## [Work item A]
Which capacities does the teaching statement describe as remaining distinctively human and professionally valuable?
## [Work item B]
Repeat word for word the part of the teaching statement that opens with the words "Across all of" and closes with "moments can happen.".
## [Work item C]
Explain, using the teaching statement, why it has become even more important to focus on judgement rather than simple knowledge reproduction.
━━ Page extract
Working closely with students across modules, projects, and programme-level activities has also reinforced my belief that employability should be embedded in intellectually meaningful ways. I do not see employability as a separate add-on to academic learning. Rather, I see it as part of helping students understand how knowledge is used, questioned, communicated, and applied in the world. Case studies, consultancy projects, employer engagement, simulations, and live challenges can all help students develop professional capabilities, but their educational value depends on how they are framed. The aim is not simply to make students more employable in a narrow sense. It is to help them become thoughtful, adaptable, and ethically aware professionals who can work with complexity and contribute meaningfully to organisations and society.
In recent years, my teaching has also been shaped by the changing role of technology and artificial intelligence in higher education and professional work. These developments have made it even more important to focus on judgement rather than simple knowledge reproduction. Students need to know how to use tools, but they also need to understand evidence, ethics, authorship, responsibility, and the limits of automation. In this context, teaching has to help students develop the capacities that remain distinctively human and professionally valuable: critical thinking, creativity, collaboration, communication, ethical reasoning, and the ability to ask better questions. My teaching increasingly tries to prepare students for this environment by giving them opportunities to work with uncertainty, evaluate information carefully, and reflect on the implications of their decisions.
Across all of these areas, the thread that connects my teaching is the belief that students learn most powerfully when they are treated as active participants in their own development. I want my classroom to be intellectually serious, but also humane. I want students to feel supported, but not passive. I want them to enjoy learning, but also to understand that meaningful learning often involves discomfort, ambiguity, and revision. The best moments in teaching are often those in which students begin to see that they are capable of more sophisticated thinking than they initially assumed. My role is to design the conditions in which those moments can happen.
Ultimately, my teaching philosophy is built around the connection between knowledge, practice, reflection, and confidence. I want students to leave my modules not only with a stronger understanding of project management or business theory, but with a clearer sense of how to think, decide, communicate, and act in complex situations. I want them to become graduates who can question assumptions, work constructively with others, use evidence responsibly, and approach uncertainty with both rigour and imagination. Teaching, for me, is therefore not only about what happens in the classroom. It is about helping students build the habits of mind, confidence, and professional judgement that they will carry into the rest of their lives.
━━━━
━━ Data listing
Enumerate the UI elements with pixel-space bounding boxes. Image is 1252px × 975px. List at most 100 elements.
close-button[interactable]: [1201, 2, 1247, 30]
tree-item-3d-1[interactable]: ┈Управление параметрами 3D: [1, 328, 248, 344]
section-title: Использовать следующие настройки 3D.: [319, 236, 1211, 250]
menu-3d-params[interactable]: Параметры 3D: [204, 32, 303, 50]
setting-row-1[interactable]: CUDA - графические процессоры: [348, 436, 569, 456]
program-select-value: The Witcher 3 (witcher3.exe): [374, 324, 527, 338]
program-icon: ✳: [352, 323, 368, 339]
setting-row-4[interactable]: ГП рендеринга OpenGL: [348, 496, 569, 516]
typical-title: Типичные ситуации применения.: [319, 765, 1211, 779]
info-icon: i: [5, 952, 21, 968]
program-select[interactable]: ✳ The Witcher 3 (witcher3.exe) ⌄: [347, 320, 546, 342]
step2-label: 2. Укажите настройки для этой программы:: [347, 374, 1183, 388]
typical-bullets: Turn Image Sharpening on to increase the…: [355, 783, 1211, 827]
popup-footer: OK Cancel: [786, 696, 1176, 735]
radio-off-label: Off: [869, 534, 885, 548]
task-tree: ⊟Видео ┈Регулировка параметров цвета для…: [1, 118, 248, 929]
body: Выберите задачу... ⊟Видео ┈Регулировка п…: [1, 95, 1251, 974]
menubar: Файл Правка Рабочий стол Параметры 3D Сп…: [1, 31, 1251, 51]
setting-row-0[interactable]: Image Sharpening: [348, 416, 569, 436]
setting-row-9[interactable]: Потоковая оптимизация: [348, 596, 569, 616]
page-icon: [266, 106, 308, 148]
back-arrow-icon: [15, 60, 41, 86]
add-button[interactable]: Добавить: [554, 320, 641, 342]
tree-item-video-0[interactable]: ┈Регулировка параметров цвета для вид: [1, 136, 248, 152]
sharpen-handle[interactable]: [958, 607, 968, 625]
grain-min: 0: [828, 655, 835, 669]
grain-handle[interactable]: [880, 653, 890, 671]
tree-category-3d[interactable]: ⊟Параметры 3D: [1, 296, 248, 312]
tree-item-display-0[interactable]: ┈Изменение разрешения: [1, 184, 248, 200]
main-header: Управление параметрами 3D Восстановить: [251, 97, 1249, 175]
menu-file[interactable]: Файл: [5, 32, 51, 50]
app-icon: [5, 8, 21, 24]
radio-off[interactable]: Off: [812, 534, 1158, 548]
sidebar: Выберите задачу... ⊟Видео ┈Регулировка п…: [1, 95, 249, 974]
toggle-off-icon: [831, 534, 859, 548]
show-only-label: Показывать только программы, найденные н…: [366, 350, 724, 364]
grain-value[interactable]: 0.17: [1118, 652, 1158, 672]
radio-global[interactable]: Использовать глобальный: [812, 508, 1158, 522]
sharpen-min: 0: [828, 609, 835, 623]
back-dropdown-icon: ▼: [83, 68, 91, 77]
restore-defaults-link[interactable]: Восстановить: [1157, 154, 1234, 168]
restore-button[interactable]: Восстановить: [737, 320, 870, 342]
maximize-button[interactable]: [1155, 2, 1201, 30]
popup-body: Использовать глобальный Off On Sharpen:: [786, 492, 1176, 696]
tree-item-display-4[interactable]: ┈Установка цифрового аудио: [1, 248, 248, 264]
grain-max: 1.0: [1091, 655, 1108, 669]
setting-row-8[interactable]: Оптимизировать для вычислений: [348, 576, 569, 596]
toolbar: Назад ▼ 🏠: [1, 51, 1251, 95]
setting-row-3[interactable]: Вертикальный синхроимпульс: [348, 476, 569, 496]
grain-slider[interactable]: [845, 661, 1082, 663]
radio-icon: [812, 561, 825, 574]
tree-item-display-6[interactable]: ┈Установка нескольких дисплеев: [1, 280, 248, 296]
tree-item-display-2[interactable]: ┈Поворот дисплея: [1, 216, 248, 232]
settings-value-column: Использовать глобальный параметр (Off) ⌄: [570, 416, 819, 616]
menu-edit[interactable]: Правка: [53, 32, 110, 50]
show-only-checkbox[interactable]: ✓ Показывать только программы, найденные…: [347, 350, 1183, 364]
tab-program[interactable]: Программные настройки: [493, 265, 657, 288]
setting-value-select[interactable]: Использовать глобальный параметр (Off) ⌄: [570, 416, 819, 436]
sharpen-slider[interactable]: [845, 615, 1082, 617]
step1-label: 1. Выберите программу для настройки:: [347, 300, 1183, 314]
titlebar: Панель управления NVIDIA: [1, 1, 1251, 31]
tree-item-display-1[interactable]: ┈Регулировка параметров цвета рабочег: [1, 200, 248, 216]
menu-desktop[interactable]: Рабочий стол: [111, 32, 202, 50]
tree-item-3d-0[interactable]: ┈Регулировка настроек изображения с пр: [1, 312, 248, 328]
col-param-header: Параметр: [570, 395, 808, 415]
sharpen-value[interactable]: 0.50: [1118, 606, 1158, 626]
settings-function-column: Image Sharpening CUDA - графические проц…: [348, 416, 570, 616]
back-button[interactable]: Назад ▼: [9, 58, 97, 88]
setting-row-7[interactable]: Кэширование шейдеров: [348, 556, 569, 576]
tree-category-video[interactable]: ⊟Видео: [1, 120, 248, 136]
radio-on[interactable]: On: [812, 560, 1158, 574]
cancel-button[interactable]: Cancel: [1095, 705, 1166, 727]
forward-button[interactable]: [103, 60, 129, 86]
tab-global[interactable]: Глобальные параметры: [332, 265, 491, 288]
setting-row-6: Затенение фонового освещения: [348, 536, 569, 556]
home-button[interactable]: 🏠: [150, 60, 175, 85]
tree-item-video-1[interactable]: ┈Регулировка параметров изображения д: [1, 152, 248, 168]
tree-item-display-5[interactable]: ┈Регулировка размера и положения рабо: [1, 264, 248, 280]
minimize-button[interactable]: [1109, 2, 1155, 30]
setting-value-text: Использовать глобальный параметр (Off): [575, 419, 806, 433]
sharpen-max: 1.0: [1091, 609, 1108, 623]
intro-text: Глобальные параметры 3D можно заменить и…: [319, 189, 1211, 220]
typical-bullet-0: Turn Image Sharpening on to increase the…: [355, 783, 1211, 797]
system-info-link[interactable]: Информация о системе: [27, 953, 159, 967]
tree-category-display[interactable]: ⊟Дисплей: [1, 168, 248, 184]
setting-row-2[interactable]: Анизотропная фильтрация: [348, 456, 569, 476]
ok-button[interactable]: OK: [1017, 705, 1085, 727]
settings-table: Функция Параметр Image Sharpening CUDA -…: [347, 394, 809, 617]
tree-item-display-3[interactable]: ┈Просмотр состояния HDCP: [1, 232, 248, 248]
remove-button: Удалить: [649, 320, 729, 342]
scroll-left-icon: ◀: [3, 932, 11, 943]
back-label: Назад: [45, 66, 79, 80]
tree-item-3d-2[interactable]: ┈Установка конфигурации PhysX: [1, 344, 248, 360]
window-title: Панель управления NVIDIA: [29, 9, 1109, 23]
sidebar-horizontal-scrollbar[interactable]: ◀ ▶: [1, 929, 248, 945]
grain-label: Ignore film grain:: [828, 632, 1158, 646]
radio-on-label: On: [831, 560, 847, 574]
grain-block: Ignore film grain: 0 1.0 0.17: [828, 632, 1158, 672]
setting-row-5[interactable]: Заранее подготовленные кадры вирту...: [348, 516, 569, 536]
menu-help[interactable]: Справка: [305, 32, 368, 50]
━━━━
## [Exercise solution A]
Critical thinking, creativity, collaboration, communication, ethical reasoning, and the ability to ask better questions.

## [Exercise solution B]
Across all of these areas, the thread that connects my teaching is the belief that students learn most powerfully when they are treated as active participants in their own development. I want my classroom to be intellectually serious, but also humane. I want students to feel supported, but not passive. I want them to enjoy learning, but also to understand that meaningful learning often involves discomfort, ambiguity, and revision. The best moments in teaching are often those in which students begin to see that they are capable of more sophisticated thinking than they initially assumed. My role is to design the conditions in which those moments can happen.

## [Exercise solution C]
The changing role of technology and artificial intelligence in higher education and professional work has made judgement more important. Students need to know how to use tools, but they also need to understand evidence, ethics, authorship, responsibility, and the limits of automation.